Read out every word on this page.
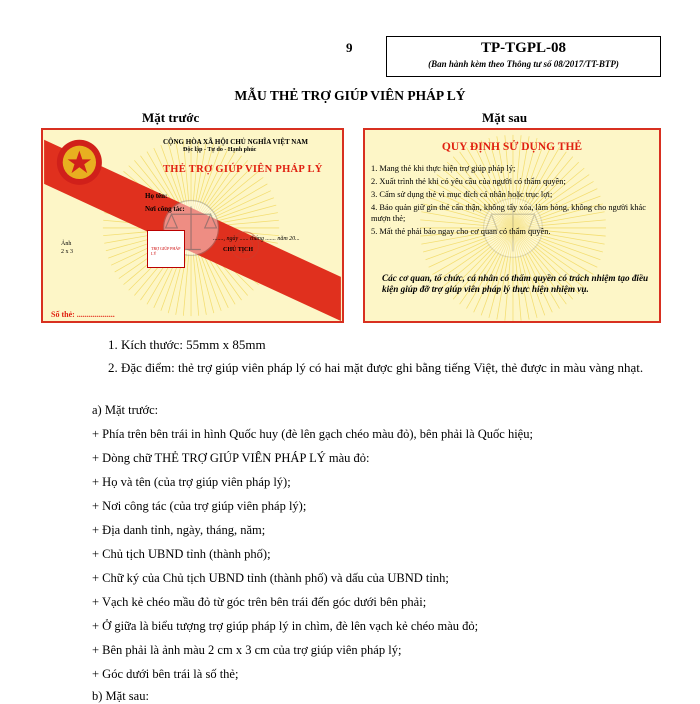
9	TP-TGPL-08
(Ban hành kèm theo Thông tư số 08/2017/TT-BTP)
MẪU THẺ TRỢ GIÚP VIÊN PHÁP LÝ
Mặt trước	Mặt sau
CỘNG HÒA XÃ HỘI CHỦ NGHĨA VIỆT NAM
Độc lập - Tự do - Hạnh phúc
THẺ TRỢ GIÚP VIÊN PHÁP LÝ
Họ tên:
Nơi công tác:
......., ngày ...... tháng ....... năm 20...
CHỦ TỊCH
TRỢ GIÚP PHÁP LÝ
Ảnh
2 x 3
Số thẻ: ...................
QUY ĐỊNH SỬ DỤNG THẺ
1. Mang thẻ khi thực hiện trợ giúp pháp lý;
2. Xuất trình thẻ khi có yêu cầu của người có thẩm quyền;
3. Cấm sử dụng thẻ vì mục đích cá nhân hoặc trục lợi;
4. Bảo quản giữ gìn thẻ cẩn thận, không tẩy xóa, làm hỏng, không cho người khác mượn thẻ;
5. Mất thẻ phải báo ngay cho cơ quan có thẩm quyền.
Các cơ quan, tổ chức, cá nhân có thẩm quyền có trách nhiệm tạo điều kiện giúp đỡ trợ giúp viên pháp lý thực hiện nhiệm vụ.

1. Kích thước: 55mm x 85mm

2. Đặc điểm: thẻ trợ giúp viên pháp lý có hai mặt được ghi bằng tiếng Việt, thẻ được in màu vàng nhạt.

a) Mặt trước:

+ Phía trên bên trái in hình Quốc huy (đè lên gạch chéo màu đỏ), bên phải là Quốc hiệu;

+ Dòng chữ THẺ TRỢ GIÚP VIÊN PHÁP LÝ màu đỏ:

+ Họ và tên (của trợ giúp viên pháp lý);

+ Nơi công tác (của trợ giúp viên pháp lý);

+ Địa danh tỉnh, ngày, tháng, năm;

+ Chủ tịch UBND tỉnh (thành phố);

+ Chữ ký của Chủ tịch UBND tỉnh (thành phố) và dấu của UBND tỉnh;

+ Vạch kẻ chéo mầu đỏ từ góc trên bên trái đến góc dưới bên phải;

+ Ở giữa là biểu tượng trợ giúp pháp lý in chìm, đè lên vạch kẻ chéo màu đỏ;

+ Bên phải là ảnh màu 2 cm x 3 cm của trợ giúp viên pháp lý;

+ Góc dưới bên trái là số thẻ;

b) Mặt sau:
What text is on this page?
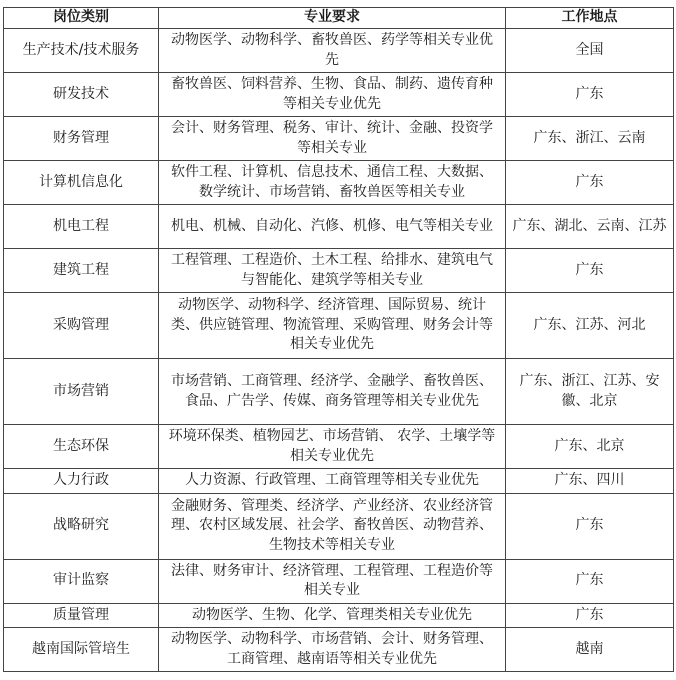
岗位类别	专业要求	工作地点
生产技术/技术服务	动物医学、动物科学、畜牧兽医、药学等相关专业优先	全国
研发技术	畜牧兽医、饲料营养、生物、食品、制药、遗传育种等相关专业优先	广东
财务管理	会计、财务管理、税务、审计、统计、金融、投资学等相关专业	广东、浙江、云南
计算机信息化	软件工程、计算机、信息技术、通信工程、大数据、数学统计、市场营销、畜牧兽医等相关专业	广东
机电工程	机电、机械、自动化、汽修、机修、电气等相关专业	广东、湖北、云南、江苏
建筑工程	工程管理、工程造价、土木工程、给排水、建筑电气与智能化、建筑学等相关专业	广东
采购管理	动物医学、动物科学、经济管理、国际贸易、统计类、供应链管理、物流管理、采购管理、财务会计等相关专业优先	广东、江苏、河北
市场营销	市场营销、工商管理、经济学、金融学、畜牧兽医、食品、广告学、传媒、商务管理等相关专业优先	广东、浙江、江苏、安徽、北京
生态环保	环境环保类、植物园艺、市场营销、 农学、土壤学等相关专业优先	广东、北京
人力行政	人力资源、行政管理、工商管理等相关专业优先	广东、四川
战略研究	金融财务、管理类、经济学、产业经济、农业经济管理、农村区域发展、社会学、畜牧兽医、动物营养、生物技术等相关专业	广东
审计监察	法律、财务审计、经济管理、工程管理、工程造价等相关专业	广东
质量管理	动物医学、生物、化学、管理类相关专业优先	广东
越南国际管培生	动物医学、动物科学、市场营销、会计、财务管理、工商管理、越南语等相关专业优先	越南
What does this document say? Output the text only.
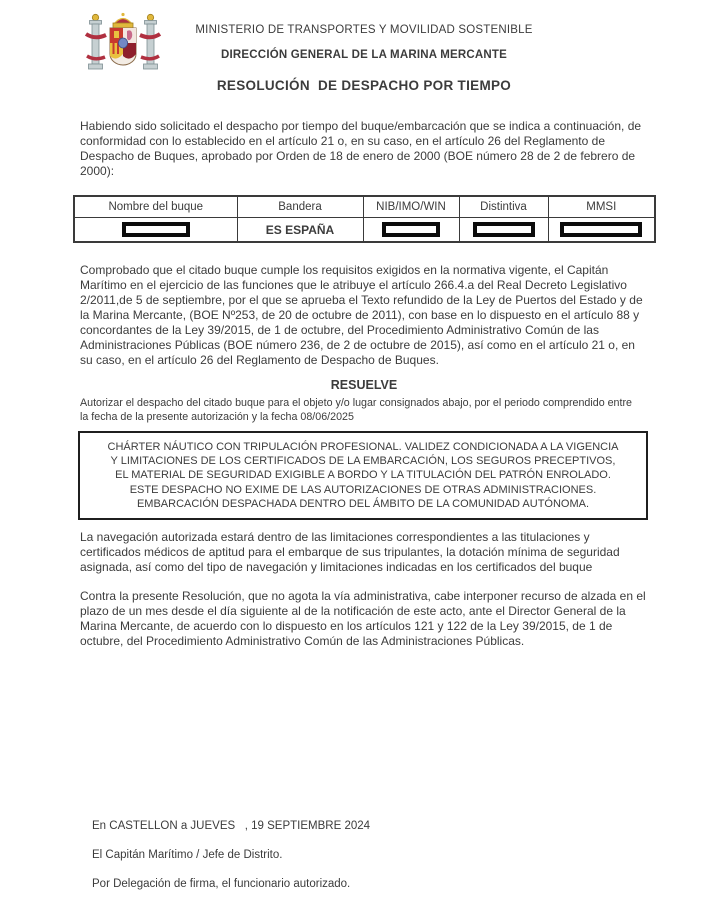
MINISTERIO DE TRANSPORTES Y MOVILIDAD SOSTENIBLE
DIRECCIÓN GENERAL DE LA MARINA MERCANTE
RESOLUCIÓN  DE DESPACHO POR TIEMPO

Habiendo sido solicitado el despacho por tiempo del buque/embarcación que se indica a continuación, de conformidad con lo establecido en el artículo 21 o, en su caso, en el artículo 26 del Reglamento de Despacho de Buques, aprobado por Orden de 18 de enero de 2000 (BOE número 28 de 2 de febrero de 2000):

Nombre del buque	Bandera	NIB/IMO/WIN	Distintiva	MMSI
	ES ESPAÑA			

Comprobado que el citado buque cumple los requisitos exigidos en la normativa vigente, el Capitán Marítimo en el ejercicio de las funciones que le atribuye el artículo 266.4.a del Real Decreto Legislativo 2/2011,de 5 de septiembre, por el que se aprueba el Texto refundido de la Ley de Puertos del Estado y de la Marina Mercante, (BOE Nº253, de 20 de octubre de 2011), con base en lo dispuesto en el artículo 88 y concordantes de la Ley 39/2015, de 1 de octubre, del Procedimiento Administrativo Común de las Administraciones Públicas (BOE número 236, de 2 de octubre de 2015), así como en el artículo 21 o, en su caso, en el artículo 26 del Reglamento de Despacho de Buques.

RESUELVE

Autorizar el despacho del citado buque para el objeto y/o lugar consignados abajo, por el periodo comprendido entre la fecha de la presente autorización y la fecha 08/06/2025

CHÁRTER NÁUTICO CON TRIPULACIÓN PROFESIONAL. VALIDEZ CONDICIONADA A LA VIGENCIA Y LIMITACIONES DE LOS CERTIFICADOS DE LA EMBARCACIÓN, LOS SEGUROS PRECEPTIVOS, EL MATERIAL DE SEGURIDAD EXIGIBLE A BORDO Y LA TITULACIÓN DEL PATRÓN ENROLADO. ESTE DESPACHO NO EXIME DE LAS AUTORIZACIONES DE OTRAS ADMINISTRACIONES. EMBARCACIÓN DESPACHADA DENTRO DEL ÁMBITO DE LA COMUNIDAD AUTÓNOMA.

La navegación autorizada estará dentro de las limitaciones correspondientes a las titulaciones y certificados médicos de aptitud para el embarque de sus tripulantes, la dotación mínima de seguridad asignada, así como del tipo de navegación y limitaciones indicadas en los certificados del buque

Contra la presente Resolución, que no agota la vía administrativa, cabe interponer recurso de alzada en el plazo de un mes desde el día siguiente al de la notificación de este acto, ante el Director General de la Marina Mercante, de acuerdo con lo dispuesto en los artículos 121 y 122 de la Ley 39/2015, de 1 de octubre, del Procedimiento Administrativo Común de las Administraciones Públicas.

En CASTELLON a JUEVES   , 19 SEPTIEMBRE 2024
El Capitán Marítimo / Jefe de Distrito.
Por Delegación de firma, el funcionario autorizado.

- - - - -

Stated goal: Wherever the word "trái" occurs in a line of the listing, copy that line.

Problem solution:
+ Phía trên bên trái in hình Quốc huy (đè lên gạch chéo màu đỏ), bên phải là Quốc hiệu;
+ Vạch kẻ chéo mầu đỏ từ góc trên bên trái đến góc dưới bên phải;
+ Góc dưới bên trái là số thẻ;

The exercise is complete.